> **Information provided**
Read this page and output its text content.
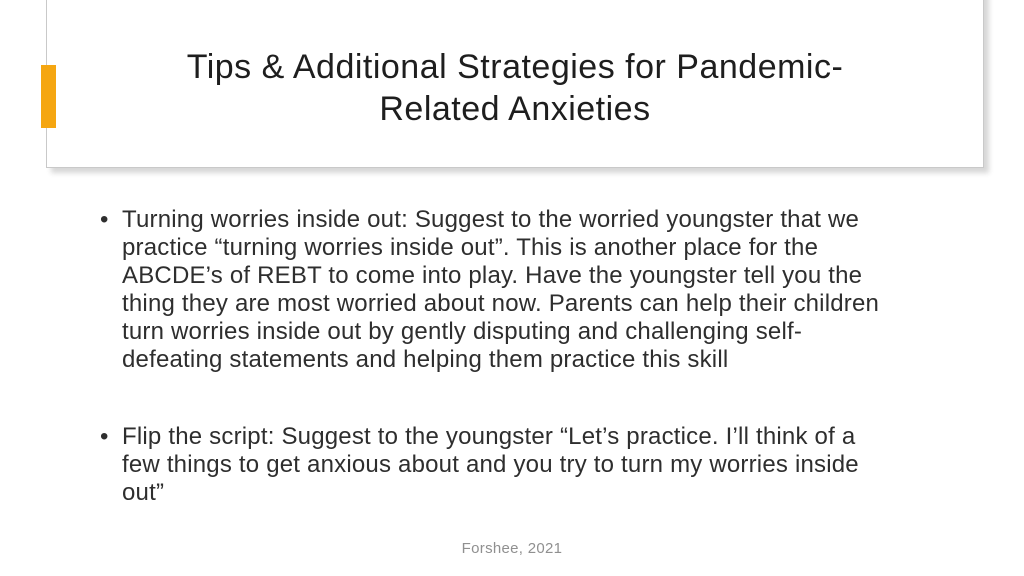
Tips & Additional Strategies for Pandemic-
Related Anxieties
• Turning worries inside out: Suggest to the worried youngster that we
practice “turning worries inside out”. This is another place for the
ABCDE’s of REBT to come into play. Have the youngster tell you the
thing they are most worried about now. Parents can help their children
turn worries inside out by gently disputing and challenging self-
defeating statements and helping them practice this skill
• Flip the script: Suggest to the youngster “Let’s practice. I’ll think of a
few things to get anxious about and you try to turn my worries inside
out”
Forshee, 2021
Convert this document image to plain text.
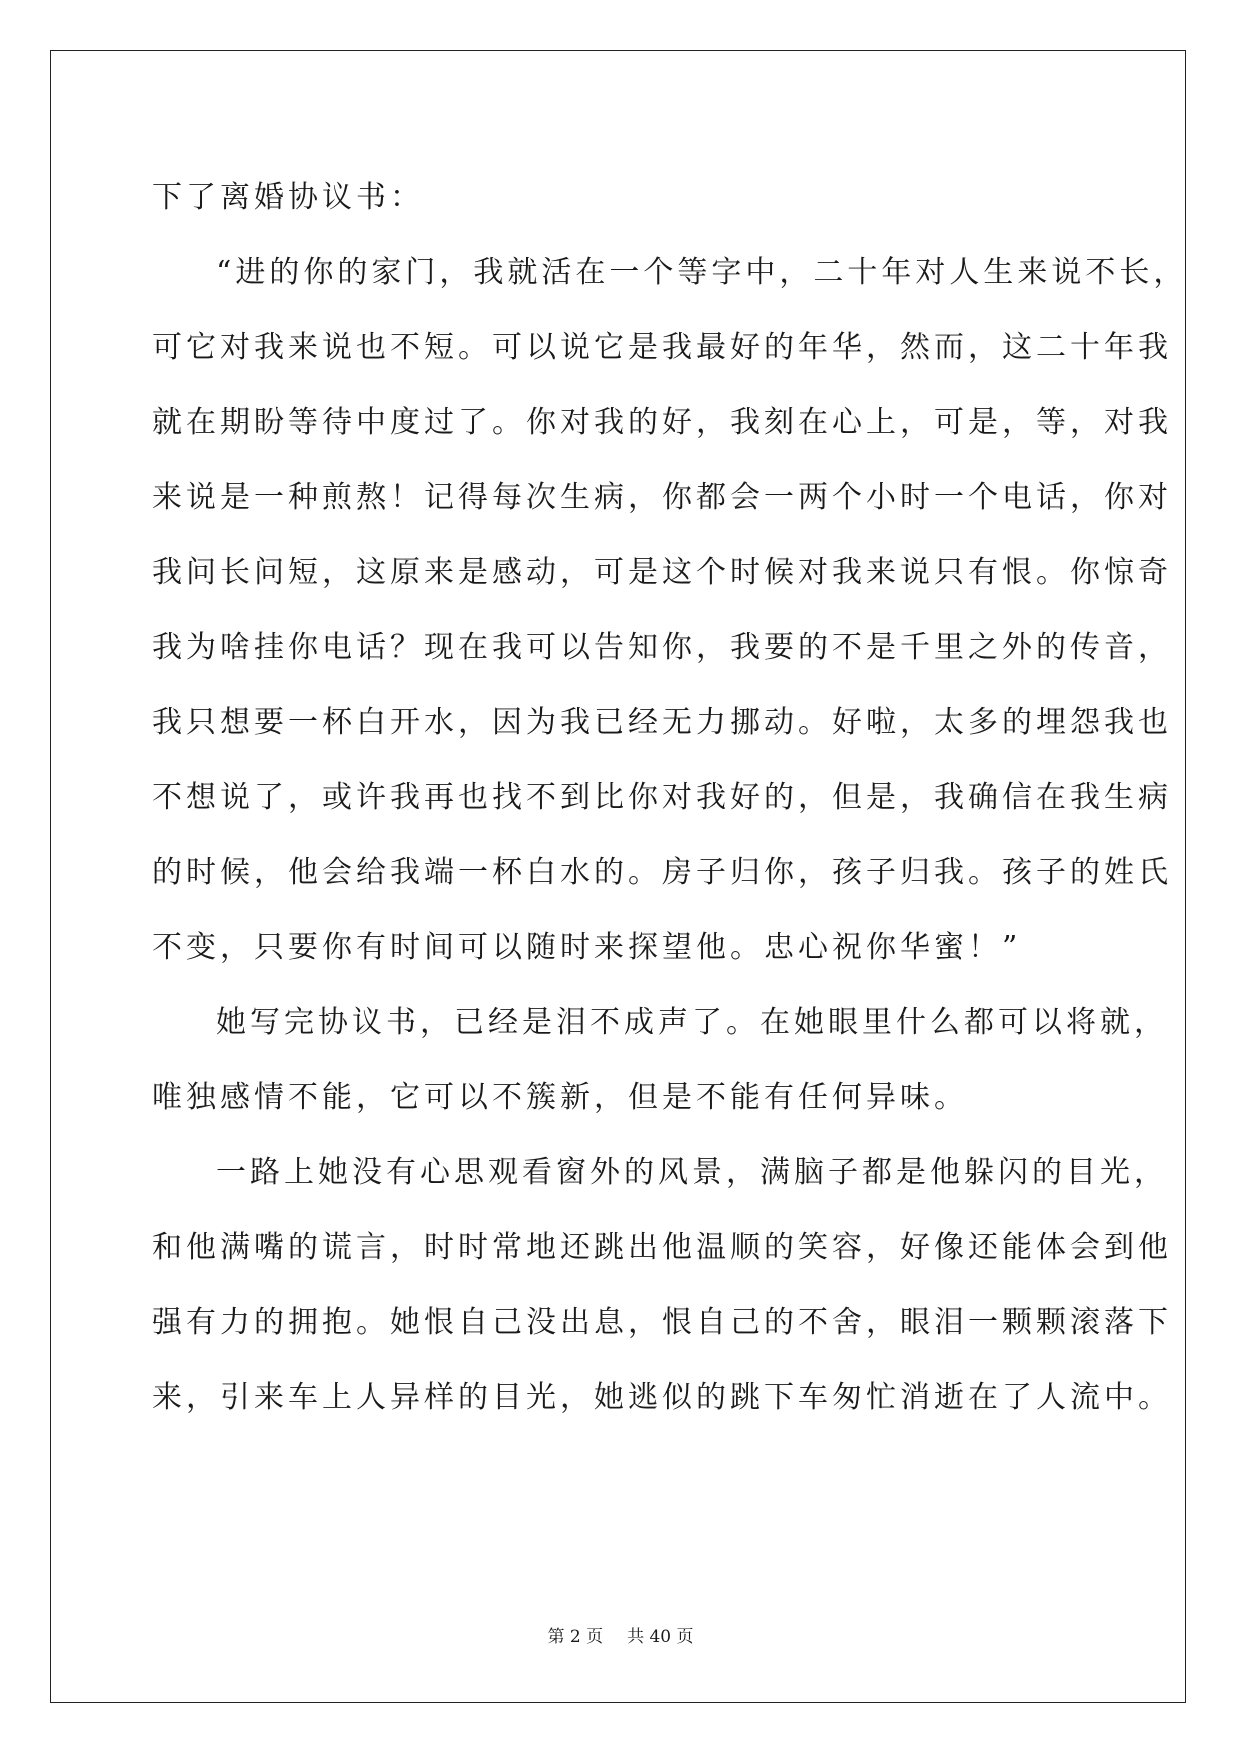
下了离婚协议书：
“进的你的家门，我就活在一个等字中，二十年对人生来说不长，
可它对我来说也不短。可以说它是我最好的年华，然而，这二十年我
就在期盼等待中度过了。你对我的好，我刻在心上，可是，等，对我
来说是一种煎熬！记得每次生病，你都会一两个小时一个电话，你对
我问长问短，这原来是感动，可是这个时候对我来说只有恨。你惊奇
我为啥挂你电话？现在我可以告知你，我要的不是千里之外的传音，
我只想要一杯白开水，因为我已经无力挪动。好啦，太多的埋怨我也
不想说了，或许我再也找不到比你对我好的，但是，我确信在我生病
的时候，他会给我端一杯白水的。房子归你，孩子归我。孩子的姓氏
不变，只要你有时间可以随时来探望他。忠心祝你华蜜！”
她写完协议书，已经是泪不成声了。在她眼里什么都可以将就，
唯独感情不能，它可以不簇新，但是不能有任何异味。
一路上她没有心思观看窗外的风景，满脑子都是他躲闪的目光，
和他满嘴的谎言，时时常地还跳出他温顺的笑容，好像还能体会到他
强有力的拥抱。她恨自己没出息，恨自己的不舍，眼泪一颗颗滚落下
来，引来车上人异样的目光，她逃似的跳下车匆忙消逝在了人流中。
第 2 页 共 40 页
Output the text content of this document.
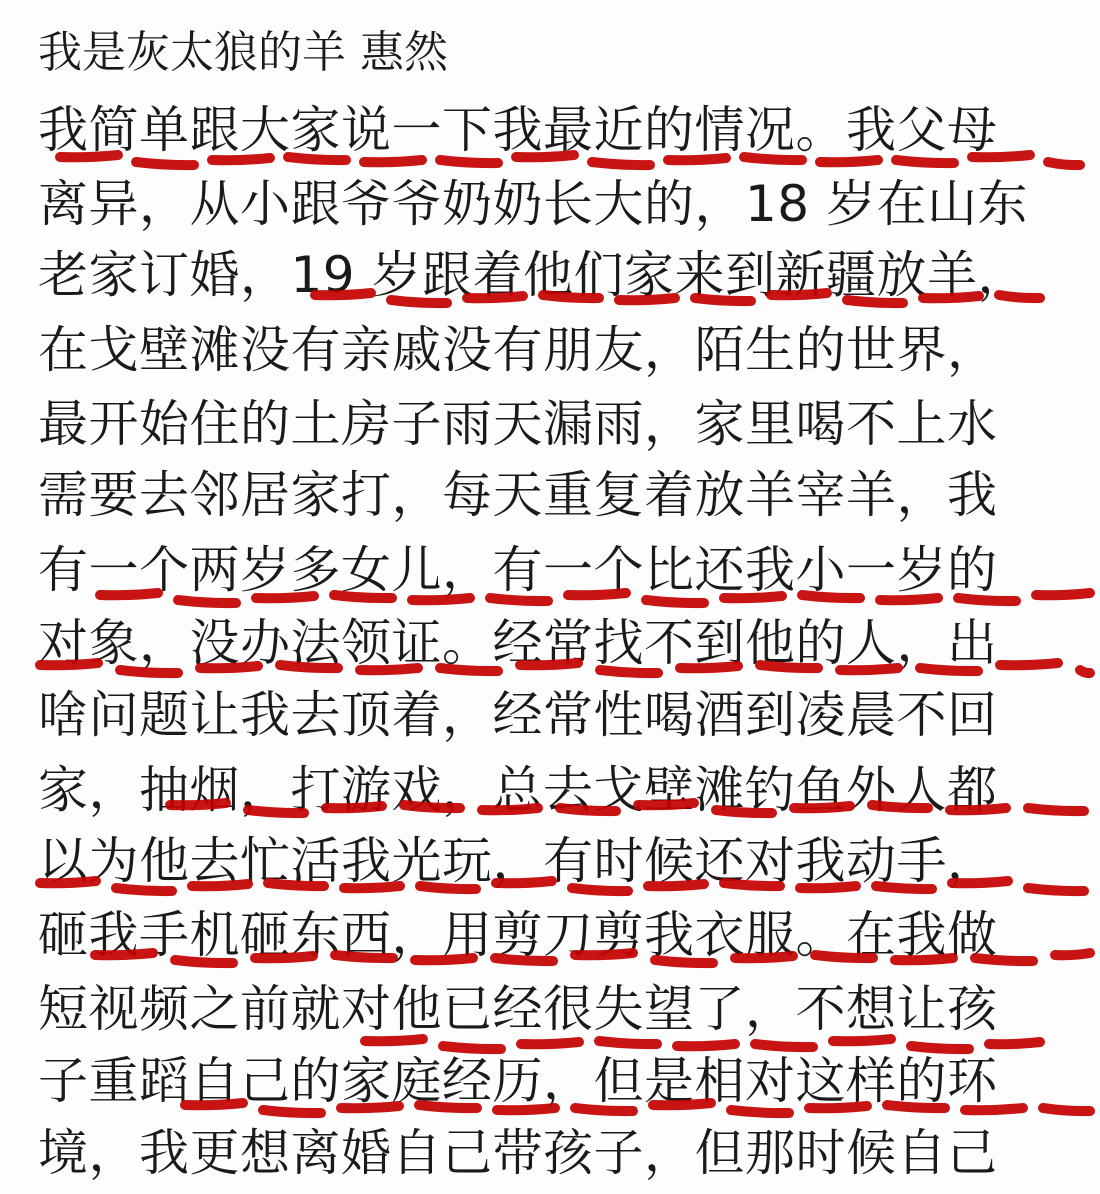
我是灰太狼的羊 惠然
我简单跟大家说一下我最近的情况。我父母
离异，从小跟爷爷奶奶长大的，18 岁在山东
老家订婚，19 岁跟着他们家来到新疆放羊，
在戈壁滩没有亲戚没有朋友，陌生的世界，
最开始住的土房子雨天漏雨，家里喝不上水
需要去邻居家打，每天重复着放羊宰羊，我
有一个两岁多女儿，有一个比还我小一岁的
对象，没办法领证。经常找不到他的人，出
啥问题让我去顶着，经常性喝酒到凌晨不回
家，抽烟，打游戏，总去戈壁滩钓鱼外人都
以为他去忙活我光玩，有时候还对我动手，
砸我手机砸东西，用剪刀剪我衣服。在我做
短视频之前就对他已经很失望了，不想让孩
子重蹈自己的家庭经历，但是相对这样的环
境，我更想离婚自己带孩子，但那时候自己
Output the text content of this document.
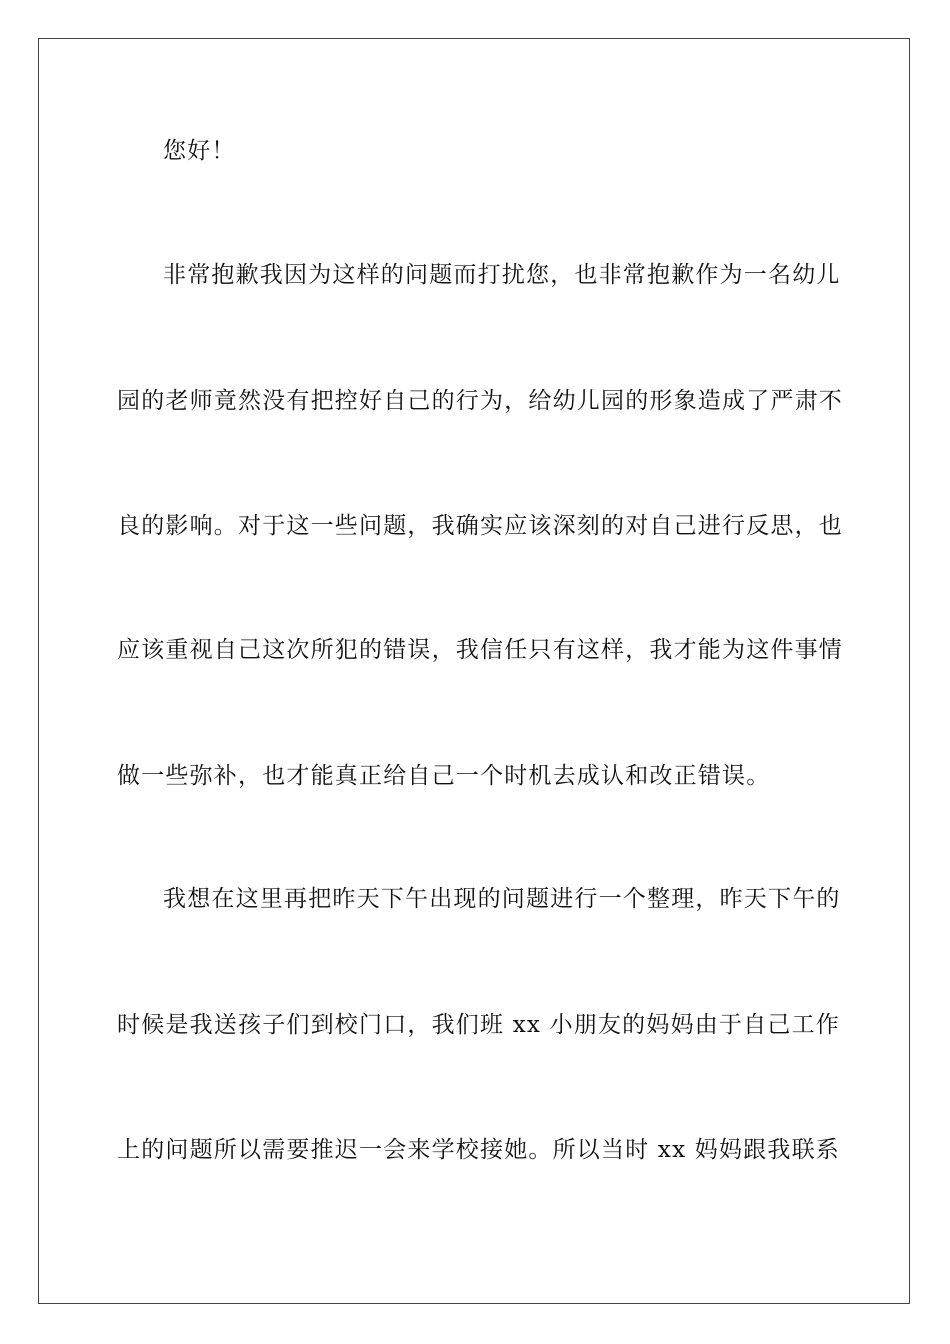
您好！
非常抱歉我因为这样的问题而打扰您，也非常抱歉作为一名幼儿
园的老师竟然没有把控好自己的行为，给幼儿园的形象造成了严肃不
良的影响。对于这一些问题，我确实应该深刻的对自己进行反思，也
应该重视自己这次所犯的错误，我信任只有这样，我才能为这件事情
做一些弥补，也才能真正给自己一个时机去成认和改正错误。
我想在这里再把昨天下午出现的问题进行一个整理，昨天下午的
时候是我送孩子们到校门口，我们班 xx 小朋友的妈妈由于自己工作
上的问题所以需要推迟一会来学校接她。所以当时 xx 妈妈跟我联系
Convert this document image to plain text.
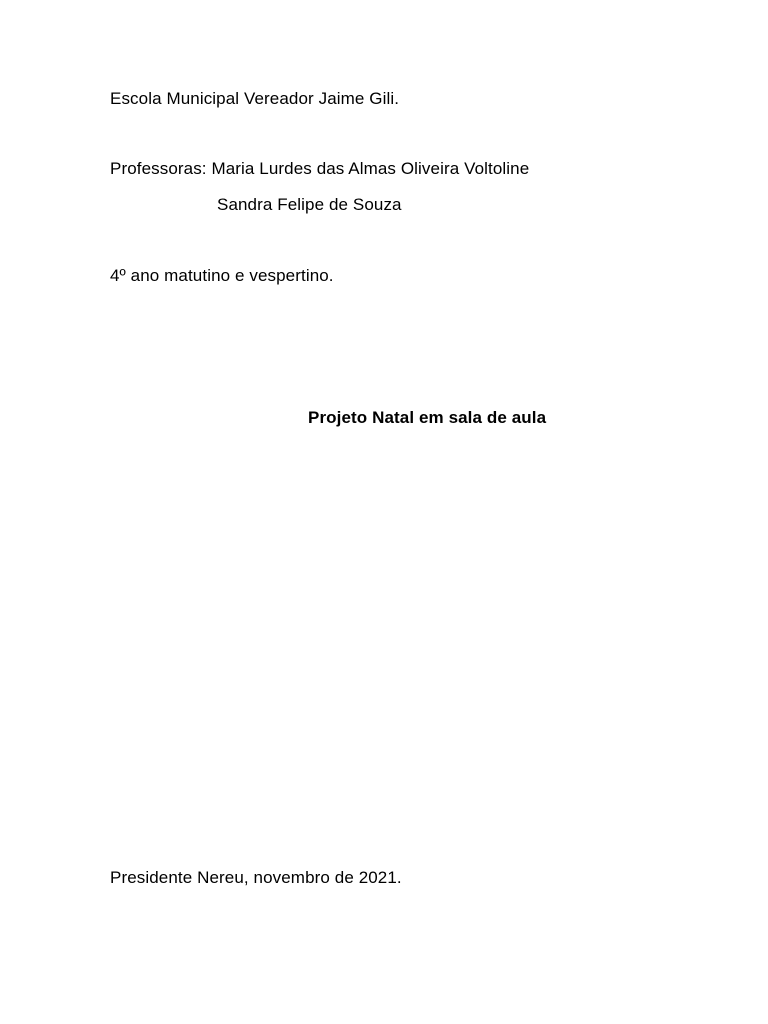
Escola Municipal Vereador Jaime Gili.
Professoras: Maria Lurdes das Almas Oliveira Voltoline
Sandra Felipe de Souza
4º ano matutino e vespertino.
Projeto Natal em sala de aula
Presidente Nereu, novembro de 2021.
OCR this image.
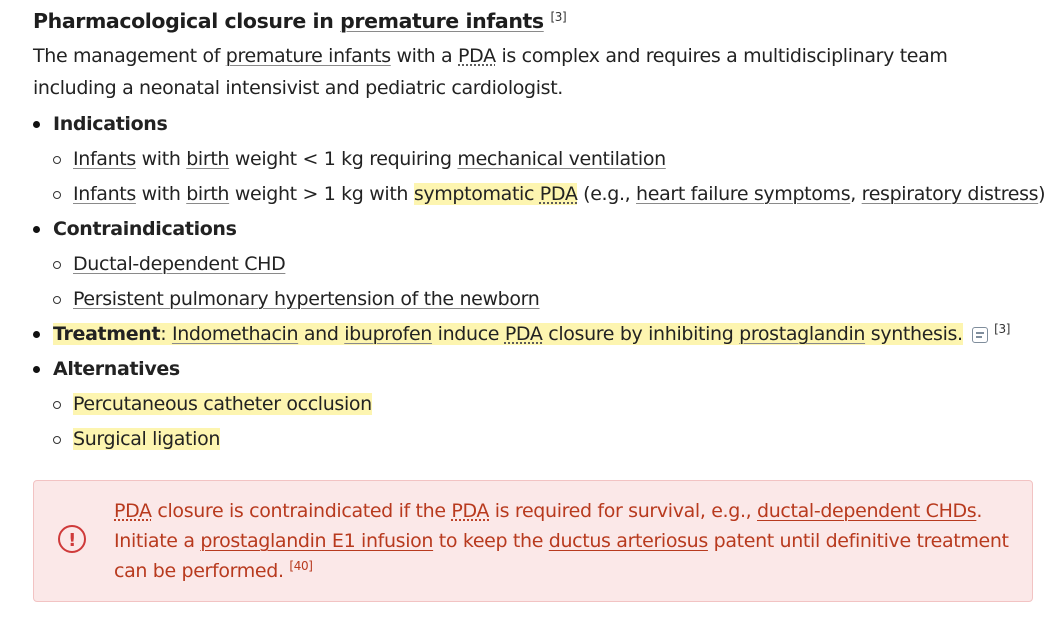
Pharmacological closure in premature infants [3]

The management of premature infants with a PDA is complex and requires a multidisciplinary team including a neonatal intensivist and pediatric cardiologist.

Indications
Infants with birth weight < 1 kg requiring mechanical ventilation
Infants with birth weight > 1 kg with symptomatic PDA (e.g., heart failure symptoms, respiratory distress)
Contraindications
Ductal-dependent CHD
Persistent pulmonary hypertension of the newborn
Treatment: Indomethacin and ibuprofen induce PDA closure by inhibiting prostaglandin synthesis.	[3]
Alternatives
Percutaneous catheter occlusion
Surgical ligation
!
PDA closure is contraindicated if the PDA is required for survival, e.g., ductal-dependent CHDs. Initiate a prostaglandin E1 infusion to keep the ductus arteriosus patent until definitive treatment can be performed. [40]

> **Written problem**
Only the lines from the one containing "OCR this image." through the last line of the entries above belong in the copy; reproduce them exactly and drop every picture.

> **Exercise response**
OCR this image.
Pharmacological closure in premature infants [3]

The management of premature infants with a PDA is complex and requires a multidisciplinary team including a neonatal intensivist and pediatric cardiologist.

Indications
Infants with birth weight < 1 kg requiring mechanical ventilation
Infants with birth weight > 1 kg with symptomatic PDA (e.g., heart failure symptoms, respiratory distress)
Contraindications
Ductal-dependent CHD
Persistent pulmonary hypertension of the newborn
Treatment: Indomethacin and ibuprofen induce PDA closure by inhibiting prostaglandin synthesis.	[3]
Alternatives
Percutaneous catheter occlusion
Surgical ligation
!
PDA closure is contraindicated if the PDA is required for survival, e.g., ductal-dependent CHDs. Initiate a prostaglandin E1 infusion to keep the ductus arteriosus patent until definitive treatment can be performed. [40]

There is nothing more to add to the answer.